• _EXERCISE BRIEF_
Output an exact reproduction of the data.

[Data records]
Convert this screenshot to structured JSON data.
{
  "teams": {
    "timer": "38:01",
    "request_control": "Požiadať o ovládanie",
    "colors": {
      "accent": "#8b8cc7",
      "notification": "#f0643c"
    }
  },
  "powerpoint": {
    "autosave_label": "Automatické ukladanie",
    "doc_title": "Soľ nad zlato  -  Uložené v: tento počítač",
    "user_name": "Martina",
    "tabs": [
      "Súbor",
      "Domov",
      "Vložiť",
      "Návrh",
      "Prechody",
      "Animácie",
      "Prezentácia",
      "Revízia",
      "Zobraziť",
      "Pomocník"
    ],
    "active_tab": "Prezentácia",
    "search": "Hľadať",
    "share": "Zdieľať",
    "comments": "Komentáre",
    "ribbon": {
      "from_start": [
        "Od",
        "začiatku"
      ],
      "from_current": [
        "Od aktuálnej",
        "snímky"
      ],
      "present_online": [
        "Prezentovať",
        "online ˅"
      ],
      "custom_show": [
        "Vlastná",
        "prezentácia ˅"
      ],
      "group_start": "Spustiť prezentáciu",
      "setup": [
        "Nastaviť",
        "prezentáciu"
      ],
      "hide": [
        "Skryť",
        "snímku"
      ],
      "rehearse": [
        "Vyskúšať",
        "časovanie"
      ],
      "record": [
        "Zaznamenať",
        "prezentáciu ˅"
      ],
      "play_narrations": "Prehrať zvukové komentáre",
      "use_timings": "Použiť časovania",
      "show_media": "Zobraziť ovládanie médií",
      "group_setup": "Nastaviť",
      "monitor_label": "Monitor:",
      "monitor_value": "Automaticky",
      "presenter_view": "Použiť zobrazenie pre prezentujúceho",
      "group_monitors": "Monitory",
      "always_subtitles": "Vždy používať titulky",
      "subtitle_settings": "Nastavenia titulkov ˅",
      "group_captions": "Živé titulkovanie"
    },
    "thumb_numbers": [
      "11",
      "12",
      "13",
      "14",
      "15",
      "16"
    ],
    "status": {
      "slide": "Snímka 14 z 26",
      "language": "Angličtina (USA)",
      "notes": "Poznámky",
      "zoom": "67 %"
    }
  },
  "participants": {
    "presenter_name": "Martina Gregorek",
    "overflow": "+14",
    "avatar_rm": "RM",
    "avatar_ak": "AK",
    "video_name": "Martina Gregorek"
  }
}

• _THE RESPONSE_
Convert this screenshot to structured JSON data.
{
  "teams": {
    "timer": "38:01",
    "request_control": "Požiadať o ovládanie",
    "colors": {
      "accent": "#8b8cc7",
      "notification": "#f0643c"
    }
  },
  "powerpoint": {
    "autosave_label": "Automatické ukladanie",
    "doc_title": "Soľ nad zlato  -  Uložené v: tento počítač",
    "user_name": "Martina",
    "tabs": [
      "Súbor",
      "Domov",
      "Vložiť",
      "Návrh",
      "Prechody",
      "Animácie",
      "Prezentácia",
      "Revízia",
      "Zobraziť",
      "Pomocník"
    ],
    "active_tab": "Prezentácia",
    "search": "Hľadať",
    "share": "Zdieľať",
    "comments": "Komentáre",
    "ribbon": {
      "from_start": [
        "Od",
        "začiatku"
      ],
      "from_current": [
        "Od aktuálnej",
        "snímky"
      ],
      "present_online": [
        "Prezentovať",
        "online ˅"
      ],
      "custom_show": [
        "Vlastná",
        "prezentácia ˅"
      ],
      "group_start": "Spustiť prezentáciu",
      "setup": [
        "Nastaviť",
        "prezentáciu"
      ],
      "hide": [
        "Skryť",
        "snímku"
      ],
      "rehearse": [
        "Vyskúšať",
        "časovanie"
      ],
      "record": [
        "Zaznamenať",
        "prezentáciu ˅"
      ],
      "play_narrations": "Prehrať zvukové komentáre",
      "use_timings": "Použiť časovania",
      "show_media": "Zobraziť ovládanie médií",
      "group_setup": "Nastaviť",
      "monitor_label": "Monitor:",
      "monitor_value": "Automaticky",
      "presenter_view": "Použiť zobrazenie pre prezentujúceho",
      "group_monitors": "Monitory",
      "always_subtitles": "Vždy používať titulky",
      "subtitle_settings": "Nastavenia titulkov ˅",
      "group_captions": "Živé titulkovanie"
    },
    "thumb_numbers": [
      "11",
      "12",
      "13",
      "14",
      "15",
      "16"
    ],
    "status": {
      "slide": "Snímka 14 z 26",
      "language": "Angličtina (USA)",
      "notes": "Poznámky",
      "zoom": "67 %"
    }
  },
  "participants": {
    "presenter_name": "Martina Gregorek",
    "overflow": "+14",
    "avatar_rm": "RM",
    "avatar_ak": "AK",
    "video_name": "Martina Gregorek"
  }
}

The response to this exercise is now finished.